WHAT THIS TASK INVOLVES
Pictures do not belong in the copy; transcribe everything else in the records exactly.

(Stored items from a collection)
○ ○ ○

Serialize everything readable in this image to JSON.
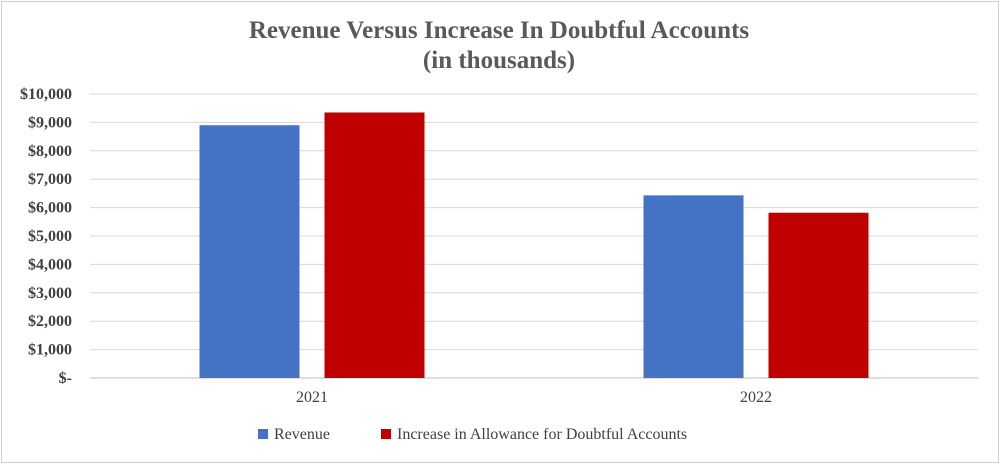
{
  "chart_data": {
    "type": "bar",
    "title": "Revenue Versus Increase In Doubtful Accounts",
    "subtitle": "(in thousands)",
    "categories": [
      "2021",
      "2022"
    ],
    "series": [
      {
        "name": "Revenue",
        "color": "#4472c4",
        "values": [
          8900,
          6430
        ]
      },
      {
        "name": "Increase in Allowance for Doubtful Accounts",
        "color": "#c00000",
        "values": [
          9350,
          5820
        ]
      }
    ],
    "ylim": [
      0,
      10000
    ],
    "yticks": [
      {
        "value": 0,
        "label": "$-"
      },
      {
        "value": 1000,
        "label": "$1,000"
      },
      {
        "value": 2000,
        "label": "$2,000"
      },
      {
        "value": 3000,
        "label": "$3,000"
      },
      {
        "value": 4000,
        "label": "$4,000"
      },
      {
        "value": 5000,
        "label": "$5,000"
      },
      {
        "value": 6000,
        "label": "$6,000"
      },
      {
        "value": 7000,
        "label": "$7,000"
      },
      {
        "value": 8000,
        "label": "$8,000"
      },
      {
        "value": 9000,
        "label": "$9,000"
      },
      {
        "value": 10000,
        "label": "$10,000"
      }
    ],
    "xlabel": "",
    "ylabel": "",
    "grid": true,
    "legend": "bottom"
  }
}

○ ○ ○

THE COMPLETED TASK
Serialize everything readable in this image to JSON.
{
  "chart_data": {
    "type": "bar",
    "title": "Revenue Versus Increase In Doubtful Accounts",
    "subtitle": "(in thousands)",
    "categories": [
      "2021",
      "2022"
    ],
    "series": [
      {
        "name": "Revenue",
        "color": "#4472c4",
        "values": [
          8900,
          6430
        ]
      },
      {
        "name": "Increase in Allowance for Doubtful Accounts",
        "color": "#c00000",
        "values": [
          9350,
          5820
        ]
      }
    ],
    "ylim": [
      0,
      10000
    ],
    "yticks": [
      {
        "value": 0,
        "label": "$-"
      },
      {
        "value": 1000,
        "label": "$1,000"
      },
      {
        "value": 2000,
        "label": "$2,000"
      },
      {
        "value": 3000,
        "label": "$3,000"
      },
      {
        "value": 4000,
        "label": "$4,000"
      },
      {
        "value": 5000,
        "label": "$5,000"
      },
      {
        "value": 6000,
        "label": "$6,000"
      },
      {
        "value": 7000,
        "label": "$7,000"
      },
      {
        "value": 8000,
        "label": "$8,000"
      },
      {
        "value": 9000,
        "label": "$9,000"
      },
      {
        "value": 10000,
        "label": "$10,000"
      }
    ],
    "xlabel": "",
    "ylabel": "",
    "grid": true,
    "legend": "bottom"
  }
}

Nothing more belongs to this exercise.